[Part of a data file]
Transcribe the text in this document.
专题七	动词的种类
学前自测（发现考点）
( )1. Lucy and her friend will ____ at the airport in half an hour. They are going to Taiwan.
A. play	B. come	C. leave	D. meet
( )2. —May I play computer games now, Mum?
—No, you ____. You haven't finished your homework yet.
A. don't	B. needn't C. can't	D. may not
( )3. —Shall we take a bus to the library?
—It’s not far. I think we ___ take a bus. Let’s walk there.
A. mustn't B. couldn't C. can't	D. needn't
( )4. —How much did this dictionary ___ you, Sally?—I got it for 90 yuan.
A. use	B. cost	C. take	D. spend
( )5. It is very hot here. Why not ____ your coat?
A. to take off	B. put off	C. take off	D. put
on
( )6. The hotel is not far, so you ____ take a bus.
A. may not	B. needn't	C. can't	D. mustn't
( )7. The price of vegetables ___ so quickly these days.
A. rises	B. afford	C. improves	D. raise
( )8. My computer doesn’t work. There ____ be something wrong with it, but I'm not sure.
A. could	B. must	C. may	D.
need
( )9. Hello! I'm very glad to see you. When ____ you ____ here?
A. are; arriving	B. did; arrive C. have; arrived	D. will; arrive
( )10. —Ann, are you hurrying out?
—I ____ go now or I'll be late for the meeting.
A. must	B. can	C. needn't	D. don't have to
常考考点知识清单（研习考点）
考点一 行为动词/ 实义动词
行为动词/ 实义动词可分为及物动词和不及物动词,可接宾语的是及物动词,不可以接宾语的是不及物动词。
--
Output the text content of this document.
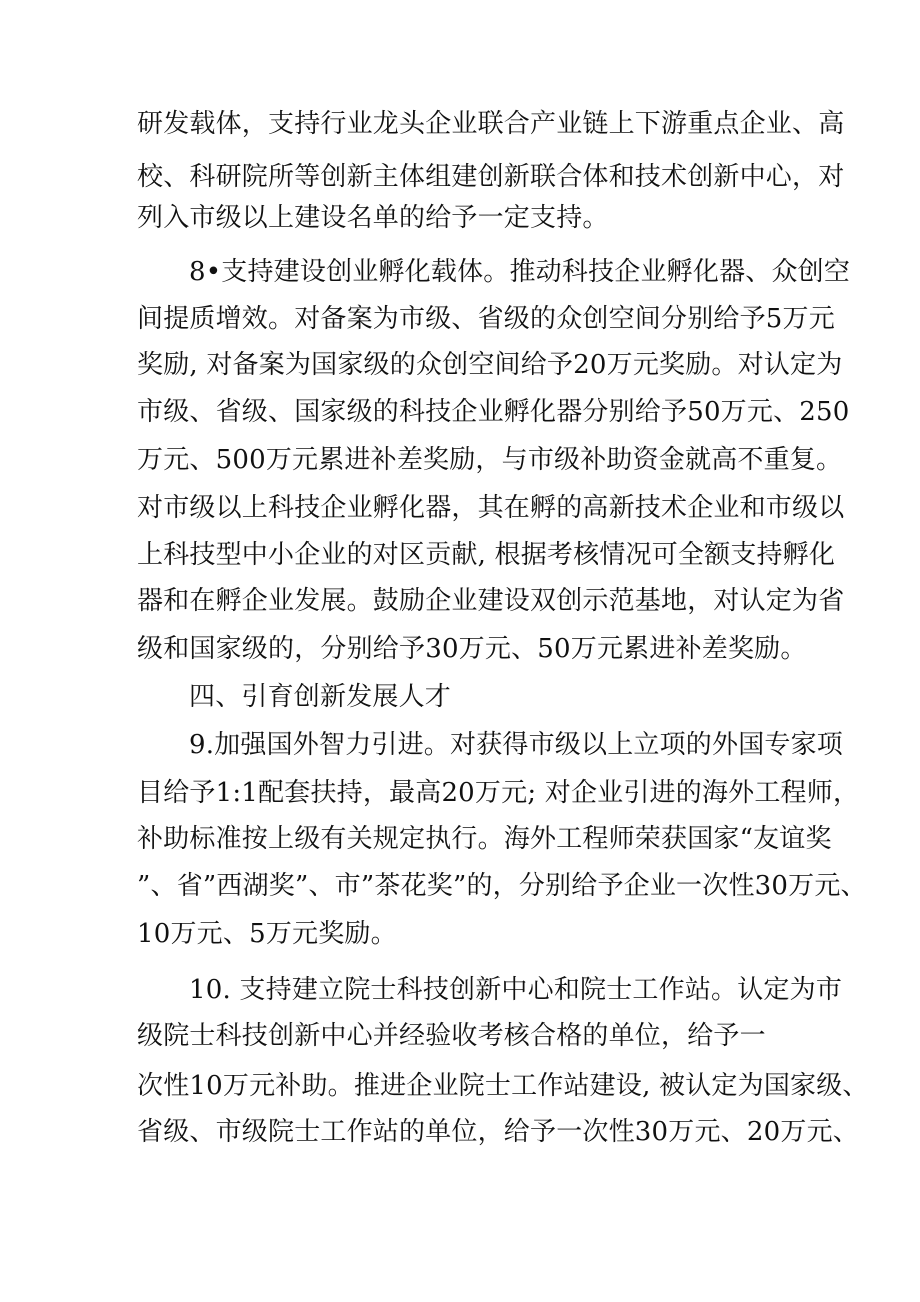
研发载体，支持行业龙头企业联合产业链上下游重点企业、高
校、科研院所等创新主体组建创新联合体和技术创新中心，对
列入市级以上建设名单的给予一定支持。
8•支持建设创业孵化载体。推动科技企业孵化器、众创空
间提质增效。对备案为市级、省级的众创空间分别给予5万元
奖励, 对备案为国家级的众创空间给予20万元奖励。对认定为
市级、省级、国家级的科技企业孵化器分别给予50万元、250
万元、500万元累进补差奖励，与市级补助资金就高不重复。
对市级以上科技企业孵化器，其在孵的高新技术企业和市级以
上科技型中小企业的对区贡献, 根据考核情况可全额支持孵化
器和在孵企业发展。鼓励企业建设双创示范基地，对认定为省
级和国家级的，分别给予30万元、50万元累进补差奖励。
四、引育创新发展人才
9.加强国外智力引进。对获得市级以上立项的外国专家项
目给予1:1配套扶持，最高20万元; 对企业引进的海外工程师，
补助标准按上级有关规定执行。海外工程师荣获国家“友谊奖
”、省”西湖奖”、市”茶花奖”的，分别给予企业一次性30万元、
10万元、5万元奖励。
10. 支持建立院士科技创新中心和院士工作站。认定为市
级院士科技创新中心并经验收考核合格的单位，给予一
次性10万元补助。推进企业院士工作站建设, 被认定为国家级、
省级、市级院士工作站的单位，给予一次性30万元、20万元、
* * *
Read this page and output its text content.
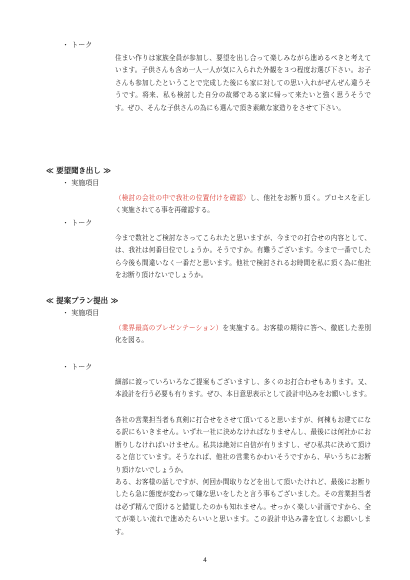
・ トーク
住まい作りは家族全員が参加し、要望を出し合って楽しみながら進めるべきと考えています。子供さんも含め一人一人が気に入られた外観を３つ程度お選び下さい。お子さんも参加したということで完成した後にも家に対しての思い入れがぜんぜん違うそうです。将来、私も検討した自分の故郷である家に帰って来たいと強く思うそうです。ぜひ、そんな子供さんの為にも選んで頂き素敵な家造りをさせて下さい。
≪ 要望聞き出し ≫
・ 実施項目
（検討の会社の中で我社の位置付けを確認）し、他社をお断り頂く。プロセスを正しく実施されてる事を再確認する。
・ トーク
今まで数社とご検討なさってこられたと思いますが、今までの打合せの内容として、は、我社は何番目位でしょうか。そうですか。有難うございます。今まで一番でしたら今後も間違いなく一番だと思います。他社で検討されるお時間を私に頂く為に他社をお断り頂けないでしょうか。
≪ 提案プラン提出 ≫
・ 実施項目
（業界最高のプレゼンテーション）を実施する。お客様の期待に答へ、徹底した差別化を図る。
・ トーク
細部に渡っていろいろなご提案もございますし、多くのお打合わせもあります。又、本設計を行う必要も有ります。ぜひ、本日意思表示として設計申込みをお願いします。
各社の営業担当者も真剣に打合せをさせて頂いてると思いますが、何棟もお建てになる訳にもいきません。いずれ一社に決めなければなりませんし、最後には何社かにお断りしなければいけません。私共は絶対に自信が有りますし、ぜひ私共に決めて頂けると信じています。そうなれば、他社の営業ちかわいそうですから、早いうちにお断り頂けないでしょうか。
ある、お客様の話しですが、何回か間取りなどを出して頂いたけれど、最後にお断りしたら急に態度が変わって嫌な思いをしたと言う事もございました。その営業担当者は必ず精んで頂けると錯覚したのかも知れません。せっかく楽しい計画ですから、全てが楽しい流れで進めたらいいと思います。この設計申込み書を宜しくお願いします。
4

EXERCISE:
What is the number of lines in the records that contain the string "text"? Give only that number.

CORRECT OUTPUT:
3